Task description:
Using the data below, repeat all of it precisely.

Dataset content:

::::::::::

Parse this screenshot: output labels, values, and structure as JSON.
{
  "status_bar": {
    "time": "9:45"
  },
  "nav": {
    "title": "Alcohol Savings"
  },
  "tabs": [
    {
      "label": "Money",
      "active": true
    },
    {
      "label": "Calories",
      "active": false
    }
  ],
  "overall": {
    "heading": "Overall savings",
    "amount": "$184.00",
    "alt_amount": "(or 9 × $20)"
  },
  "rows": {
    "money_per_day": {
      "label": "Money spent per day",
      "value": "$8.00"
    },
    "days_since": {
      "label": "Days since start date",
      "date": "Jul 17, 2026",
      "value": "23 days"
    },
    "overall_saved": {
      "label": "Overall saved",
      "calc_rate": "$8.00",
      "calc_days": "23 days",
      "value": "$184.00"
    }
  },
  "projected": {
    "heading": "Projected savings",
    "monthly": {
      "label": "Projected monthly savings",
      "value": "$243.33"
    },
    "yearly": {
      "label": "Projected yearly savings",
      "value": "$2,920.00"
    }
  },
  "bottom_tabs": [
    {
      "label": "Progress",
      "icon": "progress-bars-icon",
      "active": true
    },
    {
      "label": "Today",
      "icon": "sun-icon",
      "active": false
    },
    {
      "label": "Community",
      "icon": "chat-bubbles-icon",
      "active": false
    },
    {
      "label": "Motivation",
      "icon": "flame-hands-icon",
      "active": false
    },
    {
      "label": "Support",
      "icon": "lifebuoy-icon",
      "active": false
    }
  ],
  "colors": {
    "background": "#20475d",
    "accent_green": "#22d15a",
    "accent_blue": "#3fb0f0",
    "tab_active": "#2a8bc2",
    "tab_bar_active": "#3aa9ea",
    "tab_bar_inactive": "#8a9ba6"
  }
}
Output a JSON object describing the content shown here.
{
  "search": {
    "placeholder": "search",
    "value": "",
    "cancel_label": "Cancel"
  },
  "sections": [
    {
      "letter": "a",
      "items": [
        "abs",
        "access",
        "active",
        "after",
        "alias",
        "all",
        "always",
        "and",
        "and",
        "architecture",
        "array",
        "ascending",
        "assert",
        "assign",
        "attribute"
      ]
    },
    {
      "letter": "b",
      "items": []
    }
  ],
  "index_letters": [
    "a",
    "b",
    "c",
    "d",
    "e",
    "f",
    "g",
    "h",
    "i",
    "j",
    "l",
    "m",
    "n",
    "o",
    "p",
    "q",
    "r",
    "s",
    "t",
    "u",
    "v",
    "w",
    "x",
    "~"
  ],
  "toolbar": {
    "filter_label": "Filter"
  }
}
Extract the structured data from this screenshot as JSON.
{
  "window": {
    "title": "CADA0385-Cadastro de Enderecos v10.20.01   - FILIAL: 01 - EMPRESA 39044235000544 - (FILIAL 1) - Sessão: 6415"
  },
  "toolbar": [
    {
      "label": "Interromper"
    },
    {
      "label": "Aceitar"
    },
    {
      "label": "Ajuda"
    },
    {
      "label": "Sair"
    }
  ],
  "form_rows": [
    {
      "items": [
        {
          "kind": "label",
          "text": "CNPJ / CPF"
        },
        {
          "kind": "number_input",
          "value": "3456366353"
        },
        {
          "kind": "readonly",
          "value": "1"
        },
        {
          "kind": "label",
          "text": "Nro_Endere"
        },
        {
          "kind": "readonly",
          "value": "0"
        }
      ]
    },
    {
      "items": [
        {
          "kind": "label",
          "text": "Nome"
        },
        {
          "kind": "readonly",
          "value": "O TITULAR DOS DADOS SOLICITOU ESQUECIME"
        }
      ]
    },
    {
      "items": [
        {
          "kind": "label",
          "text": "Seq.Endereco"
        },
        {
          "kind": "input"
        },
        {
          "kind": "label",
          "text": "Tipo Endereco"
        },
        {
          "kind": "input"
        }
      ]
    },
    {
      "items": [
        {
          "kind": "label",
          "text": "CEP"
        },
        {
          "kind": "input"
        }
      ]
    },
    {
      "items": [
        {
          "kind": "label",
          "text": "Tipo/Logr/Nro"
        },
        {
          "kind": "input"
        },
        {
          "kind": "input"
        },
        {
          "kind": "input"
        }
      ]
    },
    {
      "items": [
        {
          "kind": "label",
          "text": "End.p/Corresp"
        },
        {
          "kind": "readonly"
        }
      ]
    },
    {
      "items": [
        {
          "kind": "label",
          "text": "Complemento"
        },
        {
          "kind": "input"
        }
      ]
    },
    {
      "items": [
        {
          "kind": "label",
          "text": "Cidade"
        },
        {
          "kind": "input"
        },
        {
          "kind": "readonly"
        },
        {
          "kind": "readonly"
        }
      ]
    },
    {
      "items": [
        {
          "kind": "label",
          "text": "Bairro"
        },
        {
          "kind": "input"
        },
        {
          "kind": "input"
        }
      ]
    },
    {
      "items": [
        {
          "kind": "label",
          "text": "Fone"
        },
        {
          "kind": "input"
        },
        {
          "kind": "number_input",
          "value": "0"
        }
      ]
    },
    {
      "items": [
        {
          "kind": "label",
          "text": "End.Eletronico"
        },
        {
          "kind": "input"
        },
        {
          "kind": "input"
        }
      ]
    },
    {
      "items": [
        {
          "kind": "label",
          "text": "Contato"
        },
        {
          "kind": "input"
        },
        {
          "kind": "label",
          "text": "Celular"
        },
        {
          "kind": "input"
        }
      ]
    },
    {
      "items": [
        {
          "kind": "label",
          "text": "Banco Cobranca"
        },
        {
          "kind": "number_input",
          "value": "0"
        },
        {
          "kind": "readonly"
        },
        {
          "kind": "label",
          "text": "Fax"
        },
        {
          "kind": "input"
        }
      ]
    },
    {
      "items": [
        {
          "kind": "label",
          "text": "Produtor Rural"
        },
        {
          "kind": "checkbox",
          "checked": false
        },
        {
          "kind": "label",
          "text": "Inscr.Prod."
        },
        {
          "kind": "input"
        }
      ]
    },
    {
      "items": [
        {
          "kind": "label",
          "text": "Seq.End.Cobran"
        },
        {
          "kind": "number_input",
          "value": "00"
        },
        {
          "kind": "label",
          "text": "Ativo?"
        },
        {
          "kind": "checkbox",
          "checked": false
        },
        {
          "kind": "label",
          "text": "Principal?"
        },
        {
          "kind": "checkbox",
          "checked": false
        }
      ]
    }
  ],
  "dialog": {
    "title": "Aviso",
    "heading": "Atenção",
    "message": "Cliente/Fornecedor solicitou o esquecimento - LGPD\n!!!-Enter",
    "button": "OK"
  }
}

::::::::::

Response to this exercise:
Parse this screenshot: output labels, values, and structure as JSON.
{
  "status_bar": {
    "time": "9:45"
  },
  "nav": {
    "title": "Alcohol Savings"
  },
  "tabs": [
    {
      "label": "Money",
      "active": true
    },
    {
      "label": "Calories",
      "active": false
    }
  ],
  "overall": {
    "heading": "Overall savings",
    "amount": "$184.00",
    "alt_amount": "(or 9 × $20)"
  },
  "rows": {
    "money_per_day": {
      "label": "Money spent per day",
      "value": "$8.00"
    },
    "days_since": {
      "label": "Days since start date",
      "date": "Jul 17, 2026",
      "value": "23 days"
    },
    "overall_saved": {
      "label": "Overall saved",
      "calc_rate": "$8.00",
      "calc_days": "23 days",
      "value": "$184.00"
    }
  },
  "projected": {
    "heading": "Projected savings",
    "monthly": {
      "label": "Projected monthly savings",
      "value": "$243.33"
    },
    "yearly": {
      "label": "Projected yearly savings",
      "value": "$2,920.00"
    }
  },
  "bottom_tabs": [
    {
      "label": "Progress",
      "icon": "progress-bars-icon",
      "active": true
    },
    {
      "label": "Today",
      "icon": "sun-icon",
      "active": false
    },
    {
      "label": "Community",
      "icon": "chat-bubbles-icon",
      "active": false
    },
    {
      "label": "Motivation",
      "icon": "flame-hands-icon",
      "active": false
    },
    {
      "label": "Support",
      "icon": "lifebuoy-icon",
      "active": false
    }
  ],
  "colors": {
    "background": "#20475d",
    "accent_green": "#22d15a",
    "accent_blue": "#3fb0f0",
    "tab_active": "#2a8bc2",
    "tab_bar_active": "#3aa9ea",
    "tab_bar_inactive": "#8a9ba6"
  }
}
Output a JSON object describing the content shown here.
{
  "search": {
    "placeholder": "search",
    "value": "",
    "cancel_label": "Cancel"
  },
  "sections": [
    {
      "letter": "a",
      "items": [
        "abs",
        "access",
        "active",
        "after",
        "alias",
        "all",
        "always",
        "and",
        "and",
        "architecture",
        "array",
        "ascending",
        "assert",
        "assign",
        "attribute"
      ]
    },
    {
      "letter": "b",
      "items": []
    }
  ],
  "index_letters": [
    "a",
    "b",
    "c",
    "d",
    "e",
    "f",
    "g",
    "h",
    "i",
    "j",
    "l",
    "m",
    "n",
    "o",
    "p",
    "q",
    "r",
    "s",
    "t",
    "u",
    "v",
    "w",
    "x",
    "~"
  ],
  "toolbar": {
    "filter_label": "Filter"
  }
}
Extract the structured data from this screenshot as JSON.
{
  "window": {
    "title": "CADA0385-Cadastro de Enderecos v10.20.01   - FILIAL: 01 - EMPRESA 39044235000544 - (FILIAL 1) - Sessão: 6415"
  },
  "toolbar": [
    {
      "label": "Interromper"
    },
    {
      "label": "Aceitar"
    },
    {
      "label": "Ajuda"
    },
    {
      "label": "Sair"
    }
  ],
  "form_rows": [
    {
      "items": [
        {
          "kind": "label",
          "text": "CNPJ / CPF"
        },
        {
          "kind": "number_input",
          "value": "3456366353"
        },
        {
          "kind": "readonly",
          "value": "1"
        },
        {
          "kind": "label",
          "text": "Nro_Endere"
        },
        {
          "kind": "readonly",
          "value": "0"
        }
      ]
    },
    {
      "items": [
        {
          "kind": "label",
          "text": "Nome"
        },
        {
          "kind": "readonly",
          "value": "O TITULAR DOS DADOS SOLICITOU ESQUECIME"
        }
      ]
    },
    {
      "items": [
        {
          "kind": "label",
          "text": "Seq.Endereco"
        },
        {
          "kind": "input"
        },
        {
          "kind": "label",
          "text": "Tipo Endereco"
        },
        {
          "kind": "input"
        }
      ]
    },
    {
      "items": [
        {
          "kind": "label",
          "text": "CEP"
        },
        {
          "kind": "input"
        }
      ]
    },
    {
      "items": [
        {
          "kind": "label",
          "text": "Tipo/Logr/Nro"
        },
        {
          "kind": "input"
        },
        {
          "kind": "input"
        },
        {
          "kind": "input"
        }
      ]
    },
    {
      "items": [
        {
          "kind": "label",
          "text": "End.p/Corresp"
        },
        {
          "kind": "readonly"
        }
      ]
    },
    {
      "items": [
        {
          "kind": "label",
          "text": "Complemento"
        },
        {
          "kind": "input"
        }
      ]
    },
    {
      "items": [
        {
          "kind": "label",
          "text": "Cidade"
        },
        {
          "kind": "input"
        },
        {
          "kind": "readonly"
        },
        {
          "kind": "readonly"
        }
      ]
    },
    {
      "items": [
        {
          "kind": "label",
          "text": "Bairro"
        },
        {
          "kind": "input"
        },
        {
          "kind": "input"
        }
      ]
    },
    {
      "items": [
        {
          "kind": "label",
          "text": "Fone"
        },
        {
          "kind": "input"
        },
        {
          "kind": "number_input",
          "value": "0"
        }
      ]
    },
    {
      "items": [
        {
          "kind": "label",
          "text": "End.Eletronico"
        },
        {
          "kind": "input"
        },
        {
          "kind": "input"
        }
      ]
    },
    {
      "items": [
        {
          "kind": "label",
          "text": "Contato"
        },
        {
          "kind": "input"
        },
        {
          "kind": "label",
          "text": "Celular"
        },
        {
          "kind": "input"
        }
      ]
    },
    {
      "items": [
        {
          "kind": "label",
          "text": "Banco Cobranca"
        },
        {
          "kind": "number_input",
          "value": "0"
        },
        {
          "kind": "readonly"
        },
        {
          "kind": "label",
          "text": "Fax"
        },
        {
          "kind": "input"
        }
      ]
    },
    {
      "items": [
        {
          "kind": "label",
          "text": "Produtor Rural"
        },
        {
          "kind": "checkbox",
          "checked": false
        },
        {
          "kind": "label",
          "text": "Inscr.Prod."
        },
        {
          "kind": "input"
        }
      ]
    },
    {
      "items": [
        {
          "kind": "label",
          "text": "Seq.End.Cobran"
        },
        {
          "kind": "number_input",
          "value": "00"
        },
        {
          "kind": "label",
          "text": "Ativo?"
        },
        {
          "kind": "checkbox",
          "checked": false
        },
        {
          "kind": "label",
          "text": "Principal?"
        },
        {
          "kind": "checkbox",
          "checked": false
        }
      ]
    }
  ],
  "dialog": {
    "title": "Aviso",
    "heading": "Atenção",
    "message": "Cliente/Fornecedor solicitou o esquecimento - LGPD\n!!!-Enter",
    "button": "OK"
  }
}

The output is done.